▶ [DESCRIPTION OF THE TASK]:
What follows is a block of records; reproduce all of it verbatim.
______
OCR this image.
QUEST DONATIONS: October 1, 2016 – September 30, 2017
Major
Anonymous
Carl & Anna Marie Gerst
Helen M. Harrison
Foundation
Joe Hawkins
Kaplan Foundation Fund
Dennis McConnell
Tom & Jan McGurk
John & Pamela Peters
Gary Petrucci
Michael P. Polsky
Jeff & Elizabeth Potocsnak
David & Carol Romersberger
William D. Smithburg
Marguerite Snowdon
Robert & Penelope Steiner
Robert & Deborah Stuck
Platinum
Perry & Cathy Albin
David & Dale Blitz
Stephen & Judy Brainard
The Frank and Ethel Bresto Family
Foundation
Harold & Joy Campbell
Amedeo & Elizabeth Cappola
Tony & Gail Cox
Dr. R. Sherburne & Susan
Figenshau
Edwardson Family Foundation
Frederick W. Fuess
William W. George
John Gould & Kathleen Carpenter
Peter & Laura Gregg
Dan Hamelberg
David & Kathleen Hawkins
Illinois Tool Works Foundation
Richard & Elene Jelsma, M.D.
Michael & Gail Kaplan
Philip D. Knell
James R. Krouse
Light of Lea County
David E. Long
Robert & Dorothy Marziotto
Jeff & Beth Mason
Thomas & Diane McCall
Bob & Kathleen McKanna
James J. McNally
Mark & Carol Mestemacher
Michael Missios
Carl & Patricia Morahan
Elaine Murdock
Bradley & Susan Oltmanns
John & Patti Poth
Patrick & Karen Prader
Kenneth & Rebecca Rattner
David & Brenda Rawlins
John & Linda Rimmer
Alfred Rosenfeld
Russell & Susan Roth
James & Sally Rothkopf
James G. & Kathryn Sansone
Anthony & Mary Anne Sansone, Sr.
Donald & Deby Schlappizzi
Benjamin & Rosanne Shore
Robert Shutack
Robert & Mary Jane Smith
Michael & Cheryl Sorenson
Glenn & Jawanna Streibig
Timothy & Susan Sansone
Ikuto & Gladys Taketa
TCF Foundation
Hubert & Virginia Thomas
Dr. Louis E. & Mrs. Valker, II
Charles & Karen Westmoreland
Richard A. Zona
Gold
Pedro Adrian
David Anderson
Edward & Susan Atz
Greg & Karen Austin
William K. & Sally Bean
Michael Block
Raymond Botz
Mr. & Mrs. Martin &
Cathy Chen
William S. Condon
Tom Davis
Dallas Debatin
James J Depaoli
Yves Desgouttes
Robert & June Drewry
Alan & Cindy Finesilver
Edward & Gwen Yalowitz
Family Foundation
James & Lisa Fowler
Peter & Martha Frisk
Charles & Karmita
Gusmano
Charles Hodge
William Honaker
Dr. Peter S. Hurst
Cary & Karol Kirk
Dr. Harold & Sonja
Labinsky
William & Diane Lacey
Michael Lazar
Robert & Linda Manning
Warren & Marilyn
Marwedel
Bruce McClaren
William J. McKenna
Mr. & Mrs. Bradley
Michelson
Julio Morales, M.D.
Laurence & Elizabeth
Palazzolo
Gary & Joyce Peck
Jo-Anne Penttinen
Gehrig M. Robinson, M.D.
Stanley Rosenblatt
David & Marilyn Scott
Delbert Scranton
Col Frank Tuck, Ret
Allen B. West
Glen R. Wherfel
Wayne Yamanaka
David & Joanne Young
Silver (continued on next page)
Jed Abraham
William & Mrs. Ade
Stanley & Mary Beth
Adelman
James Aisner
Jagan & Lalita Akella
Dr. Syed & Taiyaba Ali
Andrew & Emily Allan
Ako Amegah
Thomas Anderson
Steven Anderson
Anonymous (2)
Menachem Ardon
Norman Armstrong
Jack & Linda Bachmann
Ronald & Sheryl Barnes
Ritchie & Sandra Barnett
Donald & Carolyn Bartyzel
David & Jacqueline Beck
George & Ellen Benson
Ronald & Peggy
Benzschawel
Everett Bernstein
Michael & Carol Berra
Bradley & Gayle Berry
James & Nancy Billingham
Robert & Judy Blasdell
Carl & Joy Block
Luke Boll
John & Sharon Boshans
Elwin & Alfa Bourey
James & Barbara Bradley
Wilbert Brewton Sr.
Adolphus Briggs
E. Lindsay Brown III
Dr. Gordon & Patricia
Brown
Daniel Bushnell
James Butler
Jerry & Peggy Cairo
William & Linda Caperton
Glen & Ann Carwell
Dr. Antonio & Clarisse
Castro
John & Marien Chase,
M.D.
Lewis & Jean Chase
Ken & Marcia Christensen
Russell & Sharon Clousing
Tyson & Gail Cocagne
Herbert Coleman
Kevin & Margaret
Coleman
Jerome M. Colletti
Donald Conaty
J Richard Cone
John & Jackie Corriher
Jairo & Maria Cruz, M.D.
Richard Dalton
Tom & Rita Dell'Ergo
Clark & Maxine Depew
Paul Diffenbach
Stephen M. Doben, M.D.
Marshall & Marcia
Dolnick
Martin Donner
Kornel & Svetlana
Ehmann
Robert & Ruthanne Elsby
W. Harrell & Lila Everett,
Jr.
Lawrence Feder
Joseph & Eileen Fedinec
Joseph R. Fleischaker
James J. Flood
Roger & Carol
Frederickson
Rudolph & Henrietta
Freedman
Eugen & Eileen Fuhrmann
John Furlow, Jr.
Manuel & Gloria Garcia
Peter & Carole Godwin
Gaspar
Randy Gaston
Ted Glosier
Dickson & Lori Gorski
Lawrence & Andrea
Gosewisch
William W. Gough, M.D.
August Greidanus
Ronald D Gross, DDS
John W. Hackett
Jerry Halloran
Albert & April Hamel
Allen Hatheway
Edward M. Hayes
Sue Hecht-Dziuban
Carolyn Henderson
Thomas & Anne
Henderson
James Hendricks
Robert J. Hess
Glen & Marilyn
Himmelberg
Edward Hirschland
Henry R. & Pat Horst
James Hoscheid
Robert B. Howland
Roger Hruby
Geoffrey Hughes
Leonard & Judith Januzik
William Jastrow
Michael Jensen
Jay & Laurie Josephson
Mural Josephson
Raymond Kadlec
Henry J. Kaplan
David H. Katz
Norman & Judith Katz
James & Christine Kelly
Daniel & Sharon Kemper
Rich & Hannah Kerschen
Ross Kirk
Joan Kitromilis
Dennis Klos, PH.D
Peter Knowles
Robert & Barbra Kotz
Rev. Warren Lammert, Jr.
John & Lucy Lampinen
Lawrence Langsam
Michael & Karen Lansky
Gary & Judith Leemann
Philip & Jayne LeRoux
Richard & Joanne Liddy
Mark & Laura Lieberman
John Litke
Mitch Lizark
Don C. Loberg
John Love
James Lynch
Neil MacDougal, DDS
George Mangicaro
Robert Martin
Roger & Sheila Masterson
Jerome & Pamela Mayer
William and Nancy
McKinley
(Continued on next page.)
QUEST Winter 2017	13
______
▶ [RESPONSE BELOW]:
OCR this image.
QUEST DONATIONS: October 1, 2016 – September 30, 2017
Major
Anonymous
Carl & Anna Marie Gerst
Helen M. Harrison
Foundation
Joe Hawkins
Kaplan Foundation Fund
Dennis McConnell
Tom & Jan McGurk
John & Pamela Peters
Gary Petrucci
Michael P. Polsky
Jeff & Elizabeth Potocsnak
David & Carol Romersberger
William D. Smithburg
Marguerite Snowdon
Robert & Penelope Steiner
Robert & Deborah Stuck
Platinum
Perry & Cathy Albin
David & Dale Blitz
Stephen & Judy Brainard
The Frank and Ethel Bresto Family
Foundation
Harold & Joy Campbell
Amedeo & Elizabeth Cappola
Tony & Gail Cox
Dr. R. Sherburne & Susan
Figenshau
Edwardson Family Foundation
Frederick W. Fuess
William W. George
John Gould & Kathleen Carpenter
Peter & Laura Gregg
Dan Hamelberg
David & Kathleen Hawkins
Illinois Tool Works Foundation
Richard & Elene Jelsma, M.D.
Michael & Gail Kaplan
Philip D. Knell
James R. Krouse
Light of Lea County
David E. Long
Robert & Dorothy Marziotto
Jeff & Beth Mason
Thomas & Diane McCall
Bob & Kathleen McKanna
James J. McNally
Mark & Carol Mestemacher
Michael Missios
Carl & Patricia Morahan
Elaine Murdock
Bradley & Susan Oltmanns
John & Patti Poth
Patrick & Karen Prader
Kenneth & Rebecca Rattner
David & Brenda Rawlins
John & Linda Rimmer
Alfred Rosenfeld
Russell & Susan Roth
James & Sally Rothkopf
James G. & Kathryn Sansone
Anthony & Mary Anne Sansone, Sr.
Donald & Deby Schlappizzi
Benjamin & Rosanne Shore
Robert Shutack
Robert & Mary Jane Smith
Michael & Cheryl Sorenson
Glenn & Jawanna Streibig
Timothy & Susan Sansone
Ikuto & Gladys Taketa
TCF Foundation
Hubert & Virginia Thomas
Dr. Louis E. & Mrs. Valker, II
Charles & Karen Westmoreland
Richard A. Zona
Gold
Pedro Adrian
David Anderson
Edward & Susan Atz
Greg & Karen Austin
William K. & Sally Bean
Michael Block
Raymond Botz
Mr. & Mrs. Martin &
Cathy Chen
William S. Condon
Tom Davis
Dallas Debatin
James J Depaoli
Yves Desgouttes
Robert & June Drewry
Alan & Cindy Finesilver
Edward & Gwen Yalowitz
Family Foundation
James & Lisa Fowler
Peter & Martha Frisk
Charles & Karmita
Gusmano
Charles Hodge
William Honaker
Dr. Peter S. Hurst
Cary & Karol Kirk
Dr. Harold & Sonja
Labinsky
William & Diane Lacey
Michael Lazar
Robert & Linda Manning
Warren & Marilyn
Marwedel
Bruce McClaren
William J. McKenna
Mr. & Mrs. Bradley
Michelson
Julio Morales, M.D.
Laurence & Elizabeth
Palazzolo
Gary & Joyce Peck
Jo-Anne Penttinen
Gehrig M. Robinson, M.D.
Stanley Rosenblatt
David & Marilyn Scott
Delbert Scranton
Col Frank Tuck, Ret
Allen B. West
Glen R. Wherfel
Wayne Yamanaka
David & Joanne Young
Silver (continued on next page)
Jed Abraham
William & Mrs. Ade
Stanley & Mary Beth
Adelman
James Aisner
Jagan & Lalita Akella
Dr. Syed & Taiyaba Ali
Andrew & Emily Allan
Ako Amegah
Thomas Anderson
Steven Anderson
Anonymous (2)
Menachem Ardon
Norman Armstrong
Jack & Linda Bachmann
Ronald & Sheryl Barnes
Ritchie & Sandra Barnett
Donald & Carolyn Bartyzel
David & Jacqueline Beck
George & Ellen Benson
Ronald & Peggy
Benzschawel
Everett Bernstein
Michael & Carol Berra
Bradley & Gayle Berry
James & Nancy Billingham
Robert & Judy Blasdell
Carl & Joy Block
Luke Boll
John & Sharon Boshans
Elwin & Alfa Bourey
James & Barbara Bradley
Wilbert Brewton Sr.
Adolphus Briggs
E. Lindsay Brown III
Dr. Gordon & Patricia
Brown
Daniel Bushnell
James Butler
Jerry & Peggy Cairo
William & Linda Caperton
Glen & Ann Carwell
Dr. Antonio & Clarisse
Castro
John & Marien Chase,
M.D.
Lewis & Jean Chase
Ken & Marcia Christensen
Russell & Sharon Clousing
Tyson & Gail Cocagne
Herbert Coleman
Kevin & Margaret
Coleman
Jerome M. Colletti
Donald Conaty
J Richard Cone
John & Jackie Corriher
Jairo & Maria Cruz, M.D.
Richard Dalton
Tom & Rita Dell'Ergo
Clark & Maxine Depew
Paul Diffenbach
Stephen M. Doben, M.D.
Marshall & Marcia
Dolnick
Martin Donner
Kornel & Svetlana
Ehmann
Robert & Ruthanne Elsby
W. Harrell & Lila Everett,
Jr.
Lawrence Feder
Joseph & Eileen Fedinec
Joseph R. Fleischaker
James J. Flood
Roger & Carol
Frederickson
Rudolph & Henrietta
Freedman
Eugen & Eileen Fuhrmann
John Furlow, Jr.
Manuel & Gloria Garcia
Peter & Carole Godwin
Gaspar
Randy Gaston
Ted Glosier
Dickson & Lori Gorski
Lawrence & Andrea
Gosewisch
William W. Gough, M.D.
August Greidanus
Ronald D Gross, DDS
John W. Hackett
Jerry Halloran
Albert & April Hamel
Allen Hatheway
Edward M. Hayes
Sue Hecht-Dziuban
Carolyn Henderson
Thomas & Anne
Henderson
James Hendricks
Robert J. Hess
Glen & Marilyn
Himmelberg
Edward Hirschland
Henry R. & Pat Horst
James Hoscheid
Robert B. Howland
Roger Hruby
Geoffrey Hughes
Leonard & Judith Januzik
William Jastrow
Michael Jensen
Jay & Laurie Josephson
Mural Josephson
Raymond Kadlec
Henry J. Kaplan
David H. Katz
Norman & Judith Katz
James & Christine Kelly
Daniel & Sharon Kemper
Rich & Hannah Kerschen
Ross Kirk
Joan Kitromilis
Dennis Klos, PH.D
Peter Knowles
Robert & Barbra Kotz
Rev. Warren Lammert, Jr.
John & Lucy Lampinen
Lawrence Langsam
Michael & Karen Lansky
Gary & Judith Leemann
Philip & Jayne LeRoux
Richard & Joanne Liddy
Mark & Laura Lieberman
John Litke
Mitch Lizark
Don C. Loberg
John Love
James Lynch
Neil MacDougal, DDS
George Mangicaro
Robert Martin
Roger & Sheila Masterson
Jerome & Pamela Mayer
William and Nancy
McKinley
(Continued on next page.)
QUEST Winter 2017	13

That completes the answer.